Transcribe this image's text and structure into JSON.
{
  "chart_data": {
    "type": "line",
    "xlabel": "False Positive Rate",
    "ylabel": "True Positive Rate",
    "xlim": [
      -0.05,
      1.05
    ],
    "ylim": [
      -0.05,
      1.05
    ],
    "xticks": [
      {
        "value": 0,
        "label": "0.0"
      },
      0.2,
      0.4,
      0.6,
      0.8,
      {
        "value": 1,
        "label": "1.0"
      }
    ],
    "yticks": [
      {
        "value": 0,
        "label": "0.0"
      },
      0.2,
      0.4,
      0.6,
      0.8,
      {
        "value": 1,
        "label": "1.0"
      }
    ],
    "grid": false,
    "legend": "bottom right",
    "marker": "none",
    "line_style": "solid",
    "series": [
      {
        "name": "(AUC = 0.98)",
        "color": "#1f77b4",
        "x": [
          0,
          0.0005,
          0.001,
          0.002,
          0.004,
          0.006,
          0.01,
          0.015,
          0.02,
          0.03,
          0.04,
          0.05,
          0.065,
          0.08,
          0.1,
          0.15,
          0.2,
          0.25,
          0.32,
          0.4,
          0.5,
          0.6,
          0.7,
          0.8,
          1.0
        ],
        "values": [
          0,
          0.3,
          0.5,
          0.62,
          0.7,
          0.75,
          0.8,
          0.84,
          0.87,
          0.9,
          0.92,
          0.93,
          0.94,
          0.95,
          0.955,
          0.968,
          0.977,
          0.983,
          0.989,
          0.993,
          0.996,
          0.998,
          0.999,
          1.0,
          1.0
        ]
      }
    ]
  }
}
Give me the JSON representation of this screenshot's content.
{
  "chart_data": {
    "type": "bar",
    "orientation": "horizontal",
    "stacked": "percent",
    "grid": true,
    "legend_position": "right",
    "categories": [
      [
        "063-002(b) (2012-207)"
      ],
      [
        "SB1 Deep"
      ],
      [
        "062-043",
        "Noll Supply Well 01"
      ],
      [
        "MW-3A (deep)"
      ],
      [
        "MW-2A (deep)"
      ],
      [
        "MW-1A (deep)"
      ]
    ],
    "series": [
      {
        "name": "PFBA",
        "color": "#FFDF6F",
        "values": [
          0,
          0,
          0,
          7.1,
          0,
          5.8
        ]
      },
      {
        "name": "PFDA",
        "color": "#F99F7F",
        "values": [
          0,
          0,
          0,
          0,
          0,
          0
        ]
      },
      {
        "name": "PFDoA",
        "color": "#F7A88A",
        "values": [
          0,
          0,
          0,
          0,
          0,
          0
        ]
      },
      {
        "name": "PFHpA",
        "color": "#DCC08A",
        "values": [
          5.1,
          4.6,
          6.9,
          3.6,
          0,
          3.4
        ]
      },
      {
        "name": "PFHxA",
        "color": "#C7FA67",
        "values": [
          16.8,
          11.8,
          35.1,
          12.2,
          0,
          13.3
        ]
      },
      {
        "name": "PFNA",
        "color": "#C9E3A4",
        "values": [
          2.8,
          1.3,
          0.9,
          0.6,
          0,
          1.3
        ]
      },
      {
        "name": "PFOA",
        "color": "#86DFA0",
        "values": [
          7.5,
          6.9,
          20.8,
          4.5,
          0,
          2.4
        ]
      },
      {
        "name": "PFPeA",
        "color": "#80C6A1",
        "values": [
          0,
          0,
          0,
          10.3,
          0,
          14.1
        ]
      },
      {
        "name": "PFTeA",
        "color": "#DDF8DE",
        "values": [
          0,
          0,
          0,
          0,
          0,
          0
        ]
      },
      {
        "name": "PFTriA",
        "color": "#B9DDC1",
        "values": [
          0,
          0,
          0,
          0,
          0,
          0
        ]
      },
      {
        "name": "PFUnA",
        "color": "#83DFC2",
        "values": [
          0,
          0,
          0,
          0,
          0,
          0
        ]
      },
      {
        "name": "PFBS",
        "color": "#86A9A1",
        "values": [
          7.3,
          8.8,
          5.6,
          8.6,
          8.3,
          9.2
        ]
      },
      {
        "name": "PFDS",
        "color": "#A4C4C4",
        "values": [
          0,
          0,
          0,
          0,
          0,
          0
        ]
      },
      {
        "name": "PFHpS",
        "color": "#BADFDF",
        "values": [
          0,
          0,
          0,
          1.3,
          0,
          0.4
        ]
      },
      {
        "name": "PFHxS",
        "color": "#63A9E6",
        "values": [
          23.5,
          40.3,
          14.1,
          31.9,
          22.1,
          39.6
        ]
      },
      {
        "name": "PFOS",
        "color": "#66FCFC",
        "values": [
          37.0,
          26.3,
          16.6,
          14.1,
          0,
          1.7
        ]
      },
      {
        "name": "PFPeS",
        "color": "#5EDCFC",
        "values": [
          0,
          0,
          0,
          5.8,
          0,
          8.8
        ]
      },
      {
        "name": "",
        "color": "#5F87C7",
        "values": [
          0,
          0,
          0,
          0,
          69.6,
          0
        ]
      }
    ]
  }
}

= = = = =

TO DO:
Go through the material above line by line and copy it exactly.

ANSWER TO THE EXERCISE:
Transcribe this image's text and structure into JSON.
{
  "chart_data": {
    "type": "line",
    "xlabel": "False Positive Rate",
    "ylabel": "True Positive Rate",
    "xlim": [
      -0.05,
      1.05
    ],
    "ylim": [
      -0.05,
      1.05
    ],
    "xticks": [
      {
        "value": 0,
        "label": "0.0"
      },
      0.2,
      0.4,
      0.6,
      0.8,
      {
        "value": 1,
        "label": "1.0"
      }
    ],
    "yticks": [
      {
        "value": 0,
        "label": "0.0"
      },
      0.2,
      0.4,
      0.6,
      0.8,
      {
        "value": 1,
        "label": "1.0"
      }
    ],
    "grid": false,
    "legend": "bottom right",
    "marker": "none",
    "line_style": "solid",
    "series": [
      {
        "name": "(AUC = 0.98)",
        "color": "#1f77b4",
        "x": [
          0,
          0.0005,
          0.001,
          0.002,
          0.004,
          0.006,
          0.01,
          0.015,
          0.02,
          0.03,
          0.04,
          0.05,
          0.065,
          0.08,
          0.1,
          0.15,
          0.2,
          0.25,
          0.32,
          0.4,
          0.5,
          0.6,
          0.7,
          0.8,
          1.0
        ],
        "values": [
          0,
          0.3,
          0.5,
          0.62,
          0.7,
          0.75,
          0.8,
          0.84,
          0.87,
          0.9,
          0.92,
          0.93,
          0.94,
          0.95,
          0.955,
          0.968,
          0.977,
          0.983,
          0.989,
          0.993,
          0.996,
          0.998,
          0.999,
          1.0,
          1.0
        ]
      }
    ]
  }
}
Give me the JSON representation of this screenshot's content.
{
  "chart_data": {
    "type": "bar",
    "orientation": "horizontal",
    "stacked": "percent",
    "grid": true,
    "legend_position": "right",
    "categories": [
      [
        "063-002(b) (2012-207)"
      ],
      [
        "SB1 Deep"
      ],
      [
        "062-043",
        "Noll Supply Well 01"
      ],
      [
        "MW-3A (deep)"
      ],
      [
        "MW-2A (deep)"
      ],
      [
        "MW-1A (deep)"
      ]
    ],
    "series": [
      {
        "name": "PFBA",
        "color": "#FFDF6F",
        "values": [
          0,
          0,
          0,
          7.1,
          0,
          5.8
        ]
      },
      {
        "name": "PFDA",
        "color": "#F99F7F",
        "values": [
          0,
          0,
          0,
          0,
          0,
          0
        ]
      },
      {
        "name": "PFDoA",
        "color": "#F7A88A",
        "values": [
          0,
          0,
          0,
          0,
          0,
          0
        ]
      },
      {
        "name": "PFHpA",
        "color": "#DCC08A",
        "values": [
          5.1,
          4.6,
          6.9,
          3.6,
          0,
          3.4
        ]
      },
      {
        "name": "PFHxA",
        "color": "#C7FA67",
        "values": [
          16.8,
          11.8,
          35.1,
          12.2,
          0,
          13.3
        ]
      },
      {
        "name": "PFNA",
        "color": "#C9E3A4",
        "values": [
          2.8,
          1.3,
          0.9,
          0.6,
          0,
          1.3
        ]
      },
      {
        "name": "PFOA",
        "color": "#86DFA0",
        "values": [
          7.5,
          6.9,
          20.8,
          4.5,
          0,
          2.4
        ]
      },
      {
        "name": "PFPeA",
        "color": "#80C6A1",
        "values": [
          0,
          0,
          0,
          10.3,
          0,
          14.1
        ]
      },
      {
        "name": "PFTeA",
        "color": "#DDF8DE",
        "values": [
          0,
          0,
          0,
          0,
          0,
          0
        ]
      },
      {
        "name": "PFTriA",
        "color": "#B9DDC1",
        "values": [
          0,
          0,
          0,
          0,
          0,
          0
        ]
      },
      {
        "name": "PFUnA",
        "color": "#83DFC2",
        "values": [
          0,
          0,
          0,
          0,
          0,
          0
        ]
      },
      {
        "name": "PFBS",
        "color": "#86A9A1",
        "values": [
          7.3,
          8.8,
          5.6,
          8.6,
          8.3,
          9.2
        ]
      },
      {
        "name": "PFDS",
        "color": "#A4C4C4",
        "values": [
          0,
          0,
          0,
          0,
          0,
          0
        ]
      },
      {
        "name": "PFHpS",
        "color": "#BADFDF",
        "values": [
          0,
          0,
          0,
          1.3,
          0,
          0.4
        ]
      },
      {
        "name": "PFHxS",
        "color": "#63A9E6",
        "values": [
          23.5,
          40.3,
          14.1,
          31.9,
          22.1,
          39.6
        ]
      },
      {
        "name": "PFOS",
        "color": "#66FCFC",
        "values": [
          37.0,
          26.3,
          16.6,
          14.1,
          0,
          1.7
        ]
      },
      {
        "name": "PFPeS",
        "color": "#5EDCFC",
        "values": [
          0,
          0,
          0,
          5.8,
          0,
          8.8
        ]
      },
      {
        "name": "",
        "color": "#5F87C7",
        "values": [
          0,
          0,
          0,
          0,
          69.6,
          0
        ]
      }
    ]
  }
}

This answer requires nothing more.